## To be done
Work through the records below and tally every line containing "color". Reply with the total alone.

## Data supplied
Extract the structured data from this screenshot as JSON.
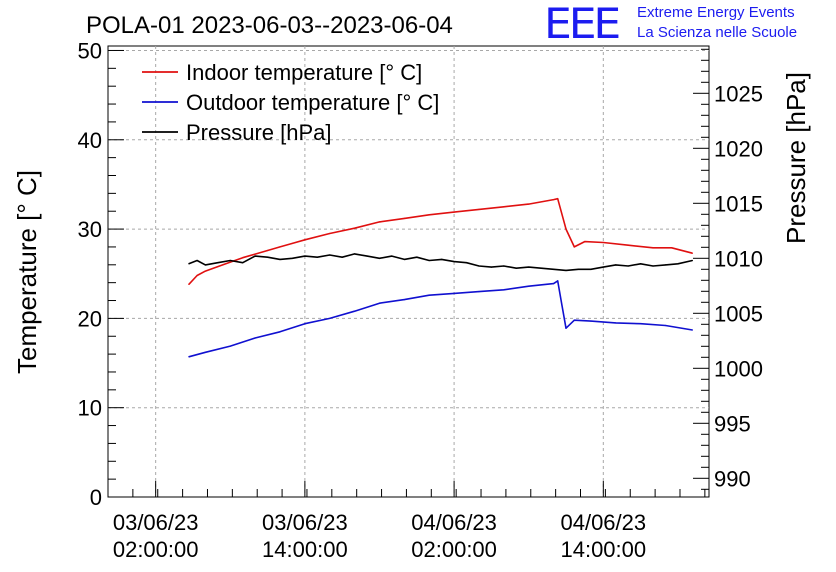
{
  "chart_data": {
    "type": "line",
    "title": "POLA-01 2023-06-03--2023-06-04",
    "ylabel": "Temperature [° C]",
    "y2label": "Pressure [hPa]",
    "xlabel": "",
    "ylim": [
      0,
      50.5
    ],
    "y2lim": [
      988.3,
      1029.3
    ],
    "yticks": [
      0,
      10,
      20,
      30,
      40,
      50
    ],
    "y2ticks": [
      990,
      995,
      1000,
      1005,
      1010,
      1015,
      1020,
      1025
    ],
    "x_time_range": [
      "2023-06-02T22:10:00",
      "2023-06-04T22:30:00"
    ],
    "xticks": [
      {
        "t": "2023-06-03T02:00:00",
        "line1": "03/06/23",
        "line2": "02:00:00"
      },
      {
        "t": "2023-06-03T14:00:00",
        "line1": "03/06/23",
        "line2": "14:00:00"
      },
      {
        "t": "2023-06-04T02:00:00",
        "line1": "04/06/23",
        "line2": "02:00:00"
      },
      {
        "t": "2023-06-04T14:00:00",
        "line1": "04/06/23",
        "line2": "14:00:00"
      }
    ],
    "grid": true,
    "legend_position": "top-left",
    "series": [
      {
        "name": "Indoor temperature [° C]",
        "color": "#e01010",
        "axis": "left",
        "points": [
          [
            "2023-06-03T04:40",
            23.8
          ],
          [
            "2023-06-03T05:20",
            24.8
          ],
          [
            "2023-06-03T06:00",
            25.3
          ],
          [
            "2023-06-03T07:00",
            25.8
          ],
          [
            "2023-06-03T08:00",
            26.3
          ],
          [
            "2023-06-03T09:00",
            26.8
          ],
          [
            "2023-06-03T10:00",
            27.2
          ],
          [
            "2023-06-03T11:00",
            27.6
          ],
          [
            "2023-06-03T12:00",
            28.0
          ],
          [
            "2023-06-03T13:00",
            28.4
          ],
          [
            "2023-06-03T14:00",
            28.8
          ],
          [
            "2023-06-03T16:00",
            29.5
          ],
          [
            "2023-06-03T18:00",
            30.1
          ],
          [
            "2023-06-03T20:00",
            30.8
          ],
          [
            "2023-06-03T22:00",
            31.2
          ],
          [
            "2023-06-04T00:00",
            31.6
          ],
          [
            "2023-06-04T02:00",
            31.9
          ],
          [
            "2023-06-04T04:00",
            32.2
          ],
          [
            "2023-06-04T06:00",
            32.5
          ],
          [
            "2023-06-04T08:00",
            32.8
          ],
          [
            "2023-06-04T10:00",
            33.3
          ],
          [
            "2023-06-04T10:20",
            33.4
          ],
          [
            "2023-06-04T11:00",
            30.0
          ],
          [
            "2023-06-04T11:40",
            28.0
          ],
          [
            "2023-06-04T12:30",
            28.6
          ],
          [
            "2023-06-04T14:00",
            28.5
          ],
          [
            "2023-06-04T16:00",
            28.2
          ],
          [
            "2023-06-04T18:00",
            27.9
          ],
          [
            "2023-06-04T19:30",
            27.9
          ],
          [
            "2023-06-04T21:10",
            27.3
          ]
        ]
      },
      {
        "name": "Outdoor temperature [° C]",
        "color": "#1010d0",
        "axis": "left",
        "points": [
          [
            "2023-06-03T04:40",
            15.7
          ],
          [
            "2023-06-03T06:00",
            16.2
          ],
          [
            "2023-06-03T08:00",
            16.9
          ],
          [
            "2023-06-03T10:00",
            17.8
          ],
          [
            "2023-06-03T12:00",
            18.5
          ],
          [
            "2023-06-03T14:00",
            19.4
          ],
          [
            "2023-06-03T16:00",
            20.0
          ],
          [
            "2023-06-03T18:00",
            20.8
          ],
          [
            "2023-06-03T20:00",
            21.7
          ],
          [
            "2023-06-03T22:00",
            22.1
          ],
          [
            "2023-06-04T00:00",
            22.6
          ],
          [
            "2023-06-04T02:00",
            22.8
          ],
          [
            "2023-06-04T04:00",
            23.0
          ],
          [
            "2023-06-04T06:00",
            23.2
          ],
          [
            "2023-06-04T08:00",
            23.6
          ],
          [
            "2023-06-04T10:00",
            23.9
          ],
          [
            "2023-06-04T10:20",
            24.2
          ],
          [
            "2023-06-04T10:40",
            21.5
          ],
          [
            "2023-06-04T11:00",
            18.9
          ],
          [
            "2023-06-04T11:40",
            19.8
          ],
          [
            "2023-06-04T13:00",
            19.7
          ],
          [
            "2023-06-04T15:00",
            19.5
          ],
          [
            "2023-06-04T17:00",
            19.4
          ],
          [
            "2023-06-04T19:00",
            19.2
          ],
          [
            "2023-06-04T21:10",
            18.7
          ]
        ]
      },
      {
        "name": "Pressure [hPa]",
        "color": "#000000",
        "axis": "right",
        "points": [
          [
            "2023-06-03T04:40",
            1009.5
          ],
          [
            "2023-06-03T05:20",
            1009.8
          ],
          [
            "2023-06-03T06:00",
            1009.4
          ],
          [
            "2023-06-03T07:00",
            1009.6
          ],
          [
            "2023-06-03T08:00",
            1009.8
          ],
          [
            "2023-06-03T09:00",
            1009.6
          ],
          [
            "2023-06-03T10:00",
            1010.2
          ],
          [
            "2023-06-03T11:00",
            1010.1
          ],
          [
            "2023-06-03T12:00",
            1009.9
          ],
          [
            "2023-06-03T13:00",
            1010.0
          ],
          [
            "2023-06-03T14:00",
            1010.2
          ],
          [
            "2023-06-03T15:00",
            1010.1
          ],
          [
            "2023-06-03T16:00",
            1010.3
          ],
          [
            "2023-06-03T17:00",
            1010.1
          ],
          [
            "2023-06-03T18:00",
            1010.4
          ],
          [
            "2023-06-03T19:00",
            1010.2
          ],
          [
            "2023-06-03T20:00",
            1010.0
          ],
          [
            "2023-06-03T21:00",
            1010.2
          ],
          [
            "2023-06-03T22:00",
            1009.9
          ],
          [
            "2023-06-03T23:00",
            1010.1
          ],
          [
            "2023-06-04T00:00",
            1009.8
          ],
          [
            "2023-06-04T01:00",
            1009.9
          ],
          [
            "2023-06-04T02:00",
            1009.7
          ],
          [
            "2023-06-04T03:00",
            1009.6
          ],
          [
            "2023-06-04T04:00",
            1009.3
          ],
          [
            "2023-06-04T05:00",
            1009.2
          ],
          [
            "2023-06-04T06:00",
            1009.3
          ],
          [
            "2023-06-04T07:00",
            1009.1
          ],
          [
            "2023-06-04T08:00",
            1009.2
          ],
          [
            "2023-06-04T09:00",
            1009.1
          ],
          [
            "2023-06-04T10:00",
            1009.0
          ],
          [
            "2023-06-04T11:00",
            1008.9
          ],
          [
            "2023-06-04T12:00",
            1009.0
          ],
          [
            "2023-06-04T13:00",
            1009.0
          ],
          [
            "2023-06-04T14:00",
            1009.2
          ],
          [
            "2023-06-04T15:00",
            1009.4
          ],
          [
            "2023-06-04T16:00",
            1009.3
          ],
          [
            "2023-06-04T17:00",
            1009.5
          ],
          [
            "2023-06-04T18:00",
            1009.3
          ],
          [
            "2023-06-04T19:00",
            1009.4
          ],
          [
            "2023-06-04T20:00",
            1009.5
          ],
          [
            "2023-06-04T21:10",
            1009.8
          ]
        ]
      }
    ]
  },
  "branding": {
    "logo_text": "EEE",
    "line1": "Extreme Energy Events",
    "line2": "La Scienza nelle Scuole",
    "color": "#1c1cf0"
  }
}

## Written reply
4